### Aim of the exercise
Copy every line of the listing exactly.

### Data for this exercise
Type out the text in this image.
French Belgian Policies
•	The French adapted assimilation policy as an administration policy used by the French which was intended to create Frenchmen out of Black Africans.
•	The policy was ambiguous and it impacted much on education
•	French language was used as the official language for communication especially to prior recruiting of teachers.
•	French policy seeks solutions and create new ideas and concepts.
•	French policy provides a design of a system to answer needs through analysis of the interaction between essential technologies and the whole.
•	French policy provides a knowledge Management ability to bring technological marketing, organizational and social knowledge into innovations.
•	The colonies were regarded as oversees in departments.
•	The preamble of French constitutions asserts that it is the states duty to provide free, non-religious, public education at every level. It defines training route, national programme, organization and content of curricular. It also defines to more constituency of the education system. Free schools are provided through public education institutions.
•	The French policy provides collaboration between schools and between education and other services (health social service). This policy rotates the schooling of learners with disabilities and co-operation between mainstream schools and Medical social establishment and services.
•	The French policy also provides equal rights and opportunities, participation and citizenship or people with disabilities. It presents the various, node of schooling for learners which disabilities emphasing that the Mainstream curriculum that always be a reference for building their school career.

### Worked answer
Type out the text in this image.
French Belgian Policies
•	The French adapted assimilation policy as an administration policy used by the French which was intended to create Frenchmen out of Black Africans.
•	The policy was ambiguous and it impacted much on education
•	French language was used as the official language for communication especially to prior recruiting of teachers.
•	French policy seeks solutions and create new ideas and concepts.
•	French policy provides a design of a system to answer needs through analysis of the interaction between essential technologies and the whole.
•	French policy provides a knowledge Management ability to bring technological marketing, organizational and social knowledge into innovations.
•	The colonies were regarded as oversees in departments.
•	The preamble of French constitutions asserts that it is the states duty to provide free, non-religious, public education at every level. It defines training route, national programme, organization and content of curricular. It also defines to more constituency of the education system. Free schools are provided through public education institutions.
•	The French policy provides collaboration between schools and between education and other services (health social service). This policy rotates the schooling of learners with disabilities and co-operation between mainstream schools and Medical social establishment and services.
•	The French policy also provides equal rights and opportunities, participation and citizenship or people with disabilities. It presents the various, node of schooling for learners which disabilities emphasing that the Mainstream curriculum that always be a reference for building their school career.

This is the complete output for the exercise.